Task statement: Read the data below. Every line holding the string "función" must be copied.

(Data records for software interfaces)

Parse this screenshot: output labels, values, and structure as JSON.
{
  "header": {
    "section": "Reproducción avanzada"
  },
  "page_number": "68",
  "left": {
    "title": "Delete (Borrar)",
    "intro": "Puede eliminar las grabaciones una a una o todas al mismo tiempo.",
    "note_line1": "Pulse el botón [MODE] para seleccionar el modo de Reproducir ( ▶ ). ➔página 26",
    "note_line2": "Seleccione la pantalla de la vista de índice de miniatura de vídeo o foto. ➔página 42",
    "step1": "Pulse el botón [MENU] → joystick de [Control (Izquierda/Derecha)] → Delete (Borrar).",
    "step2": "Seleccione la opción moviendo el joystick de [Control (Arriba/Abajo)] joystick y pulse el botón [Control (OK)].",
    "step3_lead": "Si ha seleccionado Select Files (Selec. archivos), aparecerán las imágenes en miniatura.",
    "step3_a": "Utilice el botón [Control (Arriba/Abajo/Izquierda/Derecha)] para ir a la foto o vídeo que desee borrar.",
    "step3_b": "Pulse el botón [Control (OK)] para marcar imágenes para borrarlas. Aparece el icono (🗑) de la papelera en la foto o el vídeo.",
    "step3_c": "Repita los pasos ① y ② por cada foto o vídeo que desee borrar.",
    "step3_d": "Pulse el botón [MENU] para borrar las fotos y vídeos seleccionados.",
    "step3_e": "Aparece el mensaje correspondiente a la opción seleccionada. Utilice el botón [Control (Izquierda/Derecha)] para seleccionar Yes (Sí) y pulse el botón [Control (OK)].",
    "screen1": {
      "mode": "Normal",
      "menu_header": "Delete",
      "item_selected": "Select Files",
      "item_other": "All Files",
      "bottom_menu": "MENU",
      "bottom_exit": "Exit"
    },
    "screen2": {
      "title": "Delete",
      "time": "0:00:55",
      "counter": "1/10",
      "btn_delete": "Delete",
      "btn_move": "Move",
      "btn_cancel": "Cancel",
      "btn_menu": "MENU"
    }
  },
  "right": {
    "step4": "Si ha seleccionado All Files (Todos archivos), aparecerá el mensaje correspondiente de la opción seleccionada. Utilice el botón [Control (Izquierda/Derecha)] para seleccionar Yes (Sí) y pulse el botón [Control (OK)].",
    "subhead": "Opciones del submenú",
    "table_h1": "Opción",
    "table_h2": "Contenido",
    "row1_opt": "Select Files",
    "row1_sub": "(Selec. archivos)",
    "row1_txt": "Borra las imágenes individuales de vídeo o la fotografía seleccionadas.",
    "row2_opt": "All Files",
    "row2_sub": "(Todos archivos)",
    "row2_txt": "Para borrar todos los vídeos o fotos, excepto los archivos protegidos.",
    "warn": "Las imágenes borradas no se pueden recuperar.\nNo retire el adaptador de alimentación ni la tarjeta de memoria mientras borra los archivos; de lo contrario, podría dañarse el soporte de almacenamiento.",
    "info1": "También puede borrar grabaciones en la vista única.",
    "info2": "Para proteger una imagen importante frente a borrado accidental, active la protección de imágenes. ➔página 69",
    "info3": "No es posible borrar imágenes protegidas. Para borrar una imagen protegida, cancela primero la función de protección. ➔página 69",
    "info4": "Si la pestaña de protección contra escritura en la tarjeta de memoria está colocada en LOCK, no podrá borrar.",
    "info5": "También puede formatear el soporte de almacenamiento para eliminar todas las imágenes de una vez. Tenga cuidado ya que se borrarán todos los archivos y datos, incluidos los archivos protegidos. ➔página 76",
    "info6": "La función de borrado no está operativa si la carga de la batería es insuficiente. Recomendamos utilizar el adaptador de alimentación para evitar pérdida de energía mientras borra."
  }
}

Response below:
    "info3": "No es posible borrar imágenes protegidas. Para borrar una imagen protegida, cancela primero la función de protección. ➔página 69",
    "info6": "La función de borrado no está operativa si la carga de la batería es insuficiente. Recomendamos utilizar el adaptador de alimentación para evitar pérdida de energía mientras borra."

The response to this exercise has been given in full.